## What the exercise asks:
Out of the lines in this data, how many include "Reference"? Give the number and nothing else.

## Record extracts:

________________________________________

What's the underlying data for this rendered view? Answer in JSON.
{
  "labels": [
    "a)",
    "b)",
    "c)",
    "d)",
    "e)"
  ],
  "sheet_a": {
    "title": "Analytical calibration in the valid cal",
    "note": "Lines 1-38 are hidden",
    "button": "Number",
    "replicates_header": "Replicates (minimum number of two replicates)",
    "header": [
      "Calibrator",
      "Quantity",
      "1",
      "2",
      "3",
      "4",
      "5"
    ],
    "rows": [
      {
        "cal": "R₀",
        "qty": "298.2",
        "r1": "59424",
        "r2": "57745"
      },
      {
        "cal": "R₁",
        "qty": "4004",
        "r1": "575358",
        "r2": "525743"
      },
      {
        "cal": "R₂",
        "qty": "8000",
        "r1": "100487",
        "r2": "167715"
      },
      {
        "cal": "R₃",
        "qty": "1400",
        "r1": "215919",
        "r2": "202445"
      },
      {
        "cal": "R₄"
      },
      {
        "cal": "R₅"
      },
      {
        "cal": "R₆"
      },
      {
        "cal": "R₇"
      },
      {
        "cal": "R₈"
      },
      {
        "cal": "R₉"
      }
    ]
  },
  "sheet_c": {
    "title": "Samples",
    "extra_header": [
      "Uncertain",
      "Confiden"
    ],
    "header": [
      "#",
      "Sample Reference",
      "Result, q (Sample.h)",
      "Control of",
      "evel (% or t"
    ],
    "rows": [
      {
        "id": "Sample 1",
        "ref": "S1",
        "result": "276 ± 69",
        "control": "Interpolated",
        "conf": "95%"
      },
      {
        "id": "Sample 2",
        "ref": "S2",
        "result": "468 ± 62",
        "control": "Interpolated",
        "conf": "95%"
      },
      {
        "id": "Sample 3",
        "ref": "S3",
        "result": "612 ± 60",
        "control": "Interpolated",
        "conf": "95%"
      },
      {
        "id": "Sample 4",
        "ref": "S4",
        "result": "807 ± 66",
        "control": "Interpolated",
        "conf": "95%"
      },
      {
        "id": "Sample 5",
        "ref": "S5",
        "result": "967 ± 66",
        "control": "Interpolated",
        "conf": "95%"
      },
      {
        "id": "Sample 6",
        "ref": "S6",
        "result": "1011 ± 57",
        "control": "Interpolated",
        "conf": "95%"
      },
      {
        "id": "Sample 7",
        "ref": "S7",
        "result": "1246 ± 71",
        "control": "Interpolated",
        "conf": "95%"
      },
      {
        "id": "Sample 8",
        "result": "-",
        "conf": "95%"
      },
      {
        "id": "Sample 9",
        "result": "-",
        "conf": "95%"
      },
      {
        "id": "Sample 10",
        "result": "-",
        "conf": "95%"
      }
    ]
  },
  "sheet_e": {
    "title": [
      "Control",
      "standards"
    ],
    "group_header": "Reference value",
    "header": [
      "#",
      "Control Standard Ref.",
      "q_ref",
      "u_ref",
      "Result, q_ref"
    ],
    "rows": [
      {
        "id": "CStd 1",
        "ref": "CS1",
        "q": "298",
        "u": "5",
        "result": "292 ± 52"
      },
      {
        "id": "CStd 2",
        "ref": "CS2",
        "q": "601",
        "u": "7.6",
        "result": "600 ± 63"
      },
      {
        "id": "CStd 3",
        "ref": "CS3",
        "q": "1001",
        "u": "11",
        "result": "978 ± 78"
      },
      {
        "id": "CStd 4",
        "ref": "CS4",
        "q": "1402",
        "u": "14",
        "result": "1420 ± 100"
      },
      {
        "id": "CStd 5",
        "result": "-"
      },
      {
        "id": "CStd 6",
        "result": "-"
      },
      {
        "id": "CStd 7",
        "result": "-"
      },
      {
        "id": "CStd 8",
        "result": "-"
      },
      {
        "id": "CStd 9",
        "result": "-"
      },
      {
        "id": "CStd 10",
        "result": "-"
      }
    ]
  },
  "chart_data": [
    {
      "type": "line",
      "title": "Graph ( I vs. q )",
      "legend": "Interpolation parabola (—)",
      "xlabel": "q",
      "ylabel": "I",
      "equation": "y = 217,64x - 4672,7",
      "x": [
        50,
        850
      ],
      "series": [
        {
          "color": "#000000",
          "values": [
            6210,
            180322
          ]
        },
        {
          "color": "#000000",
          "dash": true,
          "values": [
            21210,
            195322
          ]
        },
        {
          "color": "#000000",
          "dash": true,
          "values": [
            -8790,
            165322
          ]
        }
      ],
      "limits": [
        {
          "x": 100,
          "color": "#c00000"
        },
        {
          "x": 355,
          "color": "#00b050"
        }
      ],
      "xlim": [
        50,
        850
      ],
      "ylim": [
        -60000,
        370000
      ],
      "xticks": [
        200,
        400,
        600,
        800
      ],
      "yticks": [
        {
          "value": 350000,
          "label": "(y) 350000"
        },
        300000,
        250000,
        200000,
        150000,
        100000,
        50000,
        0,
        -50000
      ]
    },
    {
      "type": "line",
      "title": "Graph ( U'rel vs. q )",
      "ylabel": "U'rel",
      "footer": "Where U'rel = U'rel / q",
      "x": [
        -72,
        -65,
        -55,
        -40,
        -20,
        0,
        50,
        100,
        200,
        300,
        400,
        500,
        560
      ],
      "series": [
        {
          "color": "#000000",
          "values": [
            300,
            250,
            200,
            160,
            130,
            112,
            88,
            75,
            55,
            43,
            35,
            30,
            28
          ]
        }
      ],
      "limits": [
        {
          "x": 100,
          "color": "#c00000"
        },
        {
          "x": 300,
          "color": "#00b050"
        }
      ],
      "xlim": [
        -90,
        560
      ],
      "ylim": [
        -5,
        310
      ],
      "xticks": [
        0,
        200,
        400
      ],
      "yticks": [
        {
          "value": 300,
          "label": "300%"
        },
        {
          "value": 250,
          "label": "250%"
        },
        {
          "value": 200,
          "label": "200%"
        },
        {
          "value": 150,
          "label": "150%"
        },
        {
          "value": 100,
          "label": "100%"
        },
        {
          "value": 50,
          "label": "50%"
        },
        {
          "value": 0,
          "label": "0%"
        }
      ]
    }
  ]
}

________________________________________

## Result of the exercise:
2